**PROBLEM DESCRIPTION:** Write out each line exactly as given. Leave the pictures out of your copy.

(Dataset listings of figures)
┌──

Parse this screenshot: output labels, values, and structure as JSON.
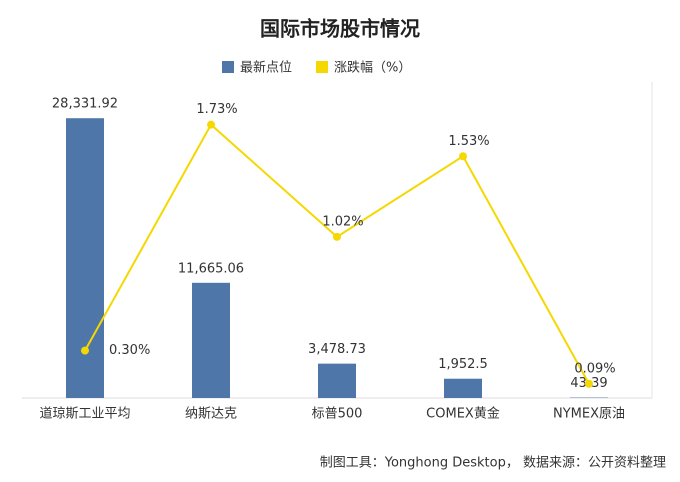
{
  "chart_data": {
    "type": "bar",
    "title": "国际市场股市情况",
    "categories": [
      "道琼斯工业平均",
      "纳斯达克",
      "标普500",
      "COMEX黄金",
      "NYMEX原油"
    ],
    "series": [
      {
        "name": "最新点位",
        "type": "bar",
        "color": "#4e76a8",
        "values": [
          28331.92,
          11665.06,
          3478.73,
          1952.5,
          43.39
        ],
        "value_labels": [
          "28,331.92",
          "11,665.06",
          "3,478.73",
          "1,952.5",
          "43.39"
        ]
      },
      {
        "name": "涨跌幅（%）",
        "type": "line",
        "axis": "y2",
        "color": "#f5d800",
        "values": [
          0.3,
          1.73,
          1.02,
          1.53,
          0.09
        ],
        "value_labels": [
          "0.30%",
          "1.73%",
          "1.02%",
          "1.53%",
          "0.09%"
        ]
      }
    ],
    "ylim": [
      0,
      32000
    ],
    "y2lim": [
      0,
      2
    ],
    "note": "制图工具：Yonghong Desktop， 数据来源：公开资料整理"
  }
}
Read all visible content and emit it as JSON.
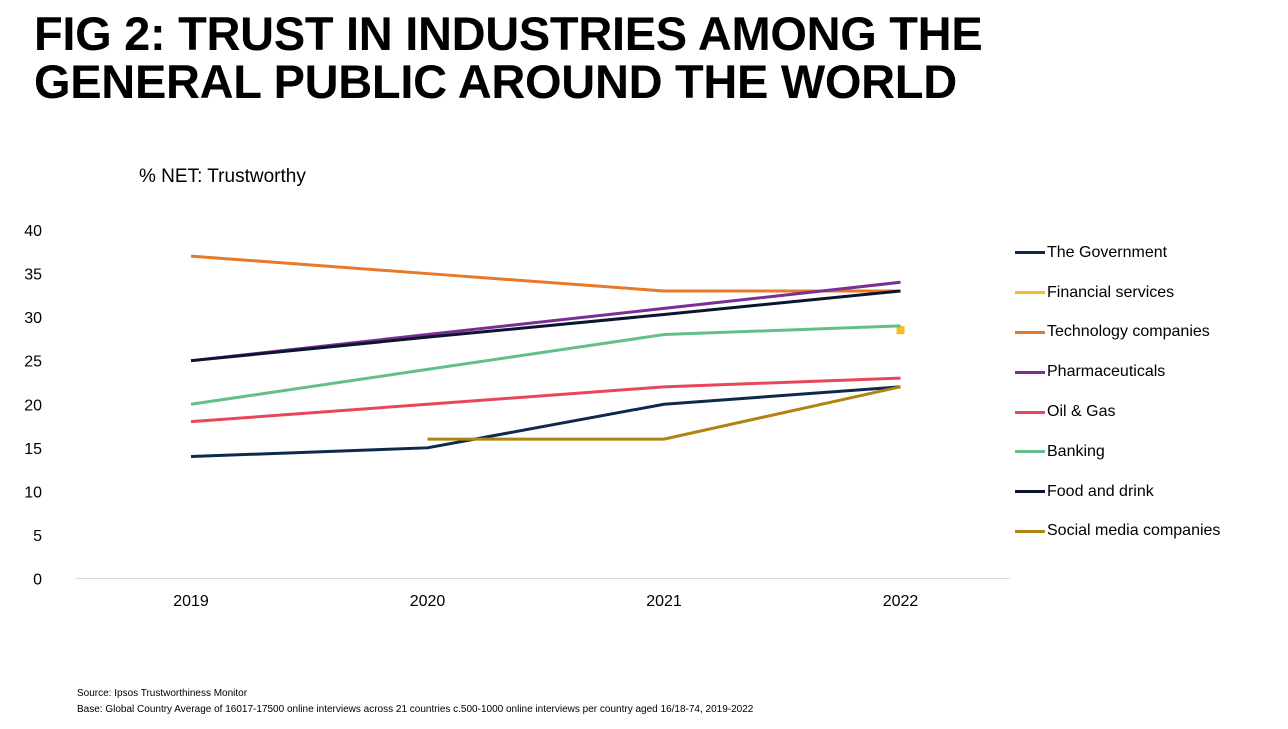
{
  "title": {
    "line1": "FIG 2: TRUST IN INDUSTRIES AMONG THE",
    "line2": "GENERAL PUBLIC AROUND THE WORLD"
  },
  "chart_data": {
    "type": "line",
    "title": "FIG 2: TRUST IN INDUSTRIES AMONG THE GENERAL PUBLIC AROUND THE WORLD",
    "subtitle": "% NET: Trustworthy",
    "xlabel": "",
    "ylabel": "% NET: Trustworthy",
    "categories": [
      "2019",
      "2020",
      "2021",
      "2022"
    ],
    "ylim": [
      0,
      40
    ],
    "yticks": [
      0,
      5,
      10,
      15,
      20,
      25,
      30,
      35,
      40
    ],
    "grid": false,
    "legend_position": "right",
    "series": [
      {
        "name": "The Government",
        "color": "#0d2a4e",
        "values": [
          14,
          15,
          20,
          22
        ]
      },
      {
        "name": "Financial services",
        "color": "#f5bd1f",
        "values": [
          null,
          null,
          null,
          28.5
        ]
      },
      {
        "name": "Technology companies",
        "color": "#e8782a",
        "values": [
          37,
          35,
          33,
          33
        ]
      },
      {
        "name": "Pharmaceuticals",
        "color": "#7b2f95",
        "values": [
          25,
          28,
          31,
          34
        ]
      },
      {
        "name": "Oil & Gas",
        "color": "#e8475a",
        "values": [
          18,
          20,
          22,
          23
        ]
      },
      {
        "name": "Banking",
        "color": "#63bf8a",
        "values": [
          20,
          24,
          28,
          29
        ]
      },
      {
        "name": "Food and drink",
        "color": "#0a1530",
        "values": [
          25,
          27.7,
          30.3,
          33
        ]
      },
      {
        "name": "Social media companies",
        "color": "#b08412",
        "values": [
          null,
          16,
          16,
          22
        ]
      }
    ]
  },
  "footnotes": {
    "source": "Source: Ipsos Trustworthiness Monitor",
    "base": "Base: Global Country Average of 16017-17500 online interviews across 21 countries c.500-1000 online interviews per country aged 16/18-74, 2019-2022"
  }
}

└──

**OUTPUT OF THE TASK:**
Parse this screenshot: output labels, values, and structure as JSON.
{
  "chart_data": {
    "type": "bar",
    "title": "国际市场股市情况",
    "categories": [
      "道琼斯工业平均",
      "纳斯达克",
      "标普500",
      "COMEX黄金",
      "NYMEX原油"
    ],
    "series": [
      {
        "name": "最新点位",
        "type": "bar",
        "color": "#4e76a8",
        "values": [
          28331.92,
          11665.06,
          3478.73,
          1952.5,
          43.39
        ],
        "value_labels": [
          "28,331.92",
          "11,665.06",
          "3,478.73",
          "1,952.5",
          "43.39"
        ]
      },
      {
        "name": "涨跌幅（%）",
        "type": "line",
        "axis": "y2",
        "color": "#f5d800",
        "values": [
          0.3,
          1.73,
          1.02,
          1.53,
          0.09
        ],
        "value_labels": [
          "0.30%",
          "1.73%",
          "1.02%",
          "1.53%",
          "0.09%"
        ]
      }
    ],
    "ylim": [
      0,
      32000
    ],
    "y2lim": [
      0,
      2
    ],
    "note": "制图工具：Yonghong Desktop， 数据来源：公开资料整理"
  }
}
Read all visible content and emit it as JSON.
{
  "title": {
    "line1": "FIG 2: TRUST IN INDUSTRIES AMONG THE",
    "line2": "GENERAL PUBLIC AROUND THE WORLD"
  },
  "chart_data": {
    "type": "line",
    "title": "FIG 2: TRUST IN INDUSTRIES AMONG THE GENERAL PUBLIC AROUND THE WORLD",
    "subtitle": "% NET: Trustworthy",
    "xlabel": "",
    "ylabel": "% NET: Trustworthy",
    "categories": [
      "2019",
      "2020",
      "2021",
      "2022"
    ],
    "ylim": [
      0,
      40
    ],
    "yticks": [
      0,
      5,
      10,
      15,
      20,
      25,
      30,
      35,
      40
    ],
    "grid": false,
    "legend_position": "right",
    "series": [
      {
        "name": "The Government",
        "color": "#0d2a4e",
        "values": [
          14,
          15,
          20,
          22
        ]
      },
      {
        "name": "Financial services",
        "color": "#f5bd1f",
        "values": [
          null,
          null,
          null,
          28.5
        ]
      },
      {
        "name": "Technology companies",
        "color": "#e8782a",
        "values": [
          37,
          35,
          33,
          33
        ]
      },
      {
        "name": "Pharmaceuticals",
        "color": "#7b2f95",
        "values": [
          25,
          28,
          31,
          34
        ]
      },
      {
        "name": "Oil & Gas",
        "color": "#e8475a",
        "values": [
          18,
          20,
          22,
          23
        ]
      },
      {
        "name": "Banking",
        "color": "#63bf8a",
        "values": [
          20,
          24,
          28,
          29
        ]
      },
      {
        "name": "Food and drink",
        "color": "#0a1530",
        "values": [
          25,
          27.7,
          30.3,
          33
        ]
      },
      {
        "name": "Social media companies",
        "color": "#b08412",
        "values": [
          null,
          16,
          16,
          22
        ]
      }
    ]
  },
  "footnotes": {
    "source": "Source: Ipsos Trustworthiness Monitor",
    "base": "Base: Global Country Average of 16017-17500 online interviews across 21 countries c.500-1000 online interviews per country aged 16/18-74, 2019-2022"
  }
}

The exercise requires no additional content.